— BEGIN —
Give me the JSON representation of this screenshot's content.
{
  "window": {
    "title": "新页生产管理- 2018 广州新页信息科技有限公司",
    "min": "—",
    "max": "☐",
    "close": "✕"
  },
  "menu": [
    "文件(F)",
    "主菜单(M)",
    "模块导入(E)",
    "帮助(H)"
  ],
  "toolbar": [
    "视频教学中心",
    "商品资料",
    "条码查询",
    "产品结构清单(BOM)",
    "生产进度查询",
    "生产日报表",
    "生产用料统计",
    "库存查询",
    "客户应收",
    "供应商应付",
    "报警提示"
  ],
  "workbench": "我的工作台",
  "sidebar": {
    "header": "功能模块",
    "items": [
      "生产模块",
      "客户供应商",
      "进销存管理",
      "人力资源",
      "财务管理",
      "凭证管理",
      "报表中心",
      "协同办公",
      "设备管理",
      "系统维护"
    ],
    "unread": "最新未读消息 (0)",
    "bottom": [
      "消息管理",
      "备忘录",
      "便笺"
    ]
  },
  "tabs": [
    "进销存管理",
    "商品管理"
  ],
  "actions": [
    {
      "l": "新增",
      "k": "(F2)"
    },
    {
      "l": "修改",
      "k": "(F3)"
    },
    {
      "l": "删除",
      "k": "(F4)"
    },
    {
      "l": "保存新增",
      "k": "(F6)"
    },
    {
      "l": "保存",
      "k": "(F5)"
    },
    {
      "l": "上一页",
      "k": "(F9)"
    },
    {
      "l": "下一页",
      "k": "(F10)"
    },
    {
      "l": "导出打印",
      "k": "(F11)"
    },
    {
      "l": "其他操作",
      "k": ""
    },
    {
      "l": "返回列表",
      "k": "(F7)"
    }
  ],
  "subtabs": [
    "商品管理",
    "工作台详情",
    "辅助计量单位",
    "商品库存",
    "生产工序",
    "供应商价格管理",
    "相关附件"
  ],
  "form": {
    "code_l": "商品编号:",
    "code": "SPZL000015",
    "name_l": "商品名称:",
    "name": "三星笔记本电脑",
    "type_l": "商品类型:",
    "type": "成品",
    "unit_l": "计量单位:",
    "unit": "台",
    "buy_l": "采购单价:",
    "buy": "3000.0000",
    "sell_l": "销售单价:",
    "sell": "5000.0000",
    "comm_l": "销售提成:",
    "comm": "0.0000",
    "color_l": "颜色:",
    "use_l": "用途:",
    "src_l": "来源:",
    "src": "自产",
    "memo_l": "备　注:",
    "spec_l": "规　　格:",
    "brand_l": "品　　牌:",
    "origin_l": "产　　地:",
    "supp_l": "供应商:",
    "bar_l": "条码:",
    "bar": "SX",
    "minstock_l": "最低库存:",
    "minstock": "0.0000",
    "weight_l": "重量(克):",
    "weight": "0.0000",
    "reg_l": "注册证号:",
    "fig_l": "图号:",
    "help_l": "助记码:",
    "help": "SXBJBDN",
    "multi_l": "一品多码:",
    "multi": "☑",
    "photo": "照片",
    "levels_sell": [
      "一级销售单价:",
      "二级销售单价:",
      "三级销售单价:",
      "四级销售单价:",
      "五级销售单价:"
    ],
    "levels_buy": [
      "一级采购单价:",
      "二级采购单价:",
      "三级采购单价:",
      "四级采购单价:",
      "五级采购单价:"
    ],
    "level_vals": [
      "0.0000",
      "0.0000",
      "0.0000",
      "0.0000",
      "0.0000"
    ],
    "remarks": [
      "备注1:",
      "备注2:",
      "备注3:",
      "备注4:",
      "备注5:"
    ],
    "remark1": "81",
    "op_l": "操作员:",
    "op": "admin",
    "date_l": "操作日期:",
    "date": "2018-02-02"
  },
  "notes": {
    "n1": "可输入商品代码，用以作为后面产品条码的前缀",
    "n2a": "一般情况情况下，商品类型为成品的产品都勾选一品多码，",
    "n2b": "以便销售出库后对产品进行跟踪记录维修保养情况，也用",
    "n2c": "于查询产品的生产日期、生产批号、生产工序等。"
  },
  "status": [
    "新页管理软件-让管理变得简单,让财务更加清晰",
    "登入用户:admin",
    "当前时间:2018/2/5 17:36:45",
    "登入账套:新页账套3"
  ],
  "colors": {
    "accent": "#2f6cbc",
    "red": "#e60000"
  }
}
— END —
> **WORK INSTRUCTIONS**
Transcribe every record above exactly as it appears.

> **TASK RESPONSE**
Give me the JSON representation of this screenshot's content.
{
  "window": {
    "title": "新页生产管理- 2018 广州新页信息科技有限公司",
    "min": "—",
    "max": "☐",
    "close": "✕"
  },
  "menu": [
    "文件(F)",
    "主菜单(M)",
    "模块导入(E)",
    "帮助(H)"
  ],
  "toolbar": [
    "视频教学中心",
    "商品资料",
    "条码查询",
    "产品结构清单(BOM)",
    "生产进度查询",
    "生产日报表",
    "生产用料统计",
    "库存查询",
    "客户应收",
    "供应商应付",
    "报警提示"
  ],
  "workbench": "我的工作台",
  "sidebar": {
    "header": "功能模块",
    "items": [
      "生产模块",
      "客户供应商",
      "进销存管理",
      "人力资源",
      "财务管理",
      "凭证管理",
      "报表中心",
      "协同办公",
      "设备管理",
      "系统维护"
    ],
    "unread": "最新未读消息 (0)",
    "bottom": [
      "消息管理",
      "备忘录",
      "便笺"
    ]
  },
  "tabs": [
    "进销存管理",
    "商品管理"
  ],
  "actions": [
    {
      "l": "新增",
      "k": "(F2)"
    },
    {
      "l": "修改",
      "k": "(F3)"
    },
    {
      "l": "删除",
      "k": "(F4)"
    },
    {
      "l": "保存新增",
      "k": "(F6)"
    },
    {
      "l": "保存",
      "k": "(F5)"
    },
    {
      "l": "上一页",
      "k": "(F9)"
    },
    {
      "l": "下一页",
      "k": "(F10)"
    },
    {
      "l": "导出打印",
      "k": "(F11)"
    },
    {
      "l": "其他操作",
      "k": ""
    },
    {
      "l": "返回列表",
      "k": "(F7)"
    }
  ],
  "subtabs": [
    "商品管理",
    "工作台详情",
    "辅助计量单位",
    "商品库存",
    "生产工序",
    "供应商价格管理",
    "相关附件"
  ],
  "form": {
    "code_l": "商品编号:",
    "code": "SPZL000015",
    "name_l": "商品名称:",
    "name": "三星笔记本电脑",
    "type_l": "商品类型:",
    "type": "成品",
    "unit_l": "计量单位:",
    "unit": "台",
    "buy_l": "采购单价:",
    "buy": "3000.0000",
    "sell_l": "销售单价:",
    "sell": "5000.0000",
    "comm_l": "销售提成:",
    "comm": "0.0000",
    "color_l": "颜色:",
    "use_l": "用途:",
    "src_l": "来源:",
    "src": "自产",
    "memo_l": "备　注:",
    "spec_l": "规　　格:",
    "brand_l": "品　　牌:",
    "origin_l": "产　　地:",
    "supp_l": "供应商:",
    "bar_l": "条码:",
    "bar": "SX",
    "minstock_l": "最低库存:",
    "minstock": "0.0000",
    "weight_l": "重量(克):",
    "weight": "0.0000",
    "reg_l": "注册证号:",
    "fig_l": "图号:",
    "help_l": "助记码:",
    "help": "SXBJBDN",
    "multi_l": "一品多码:",
    "multi": "☑",
    "photo": "照片",
    "levels_sell": [
      "一级销售单价:",
      "二级销售单价:",
      "三级销售单价:",
      "四级销售单价:",
      "五级销售单价:"
    ],
    "levels_buy": [
      "一级采购单价:",
      "二级采购单价:",
      "三级采购单价:",
      "四级采购单价:",
      "五级采购单价:"
    ],
    "level_vals": [
      "0.0000",
      "0.0000",
      "0.0000",
      "0.0000",
      "0.0000"
    ],
    "remarks": [
      "备注1:",
      "备注2:",
      "备注3:",
      "备注4:",
      "备注5:"
    ],
    "remark1": "81",
    "op_l": "操作员:",
    "op": "admin",
    "date_l": "操作日期:",
    "date": "2018-02-02"
  },
  "notes": {
    "n1": "可输入商品代码，用以作为后面产品条码的前缀",
    "n2a": "一般情况情况下，商品类型为成品的产品都勾选一品多码，",
    "n2b": "以便销售出库后对产品进行跟踪记录维修保养情况，也用",
    "n2c": "于查询产品的生产日期、生产批号、生产工序等。"
  },
  "status": [
    "新页管理软件-让管理变得简单,让财务更加清晰",
    "登入用户:admin",
    "当前时间:2018/2/5 17:36:45",
    "登入账套:新页账套3"
  ],
  "colors": {
    "accent": "#2f6cbc",
    "red": "#e60000"
  }
}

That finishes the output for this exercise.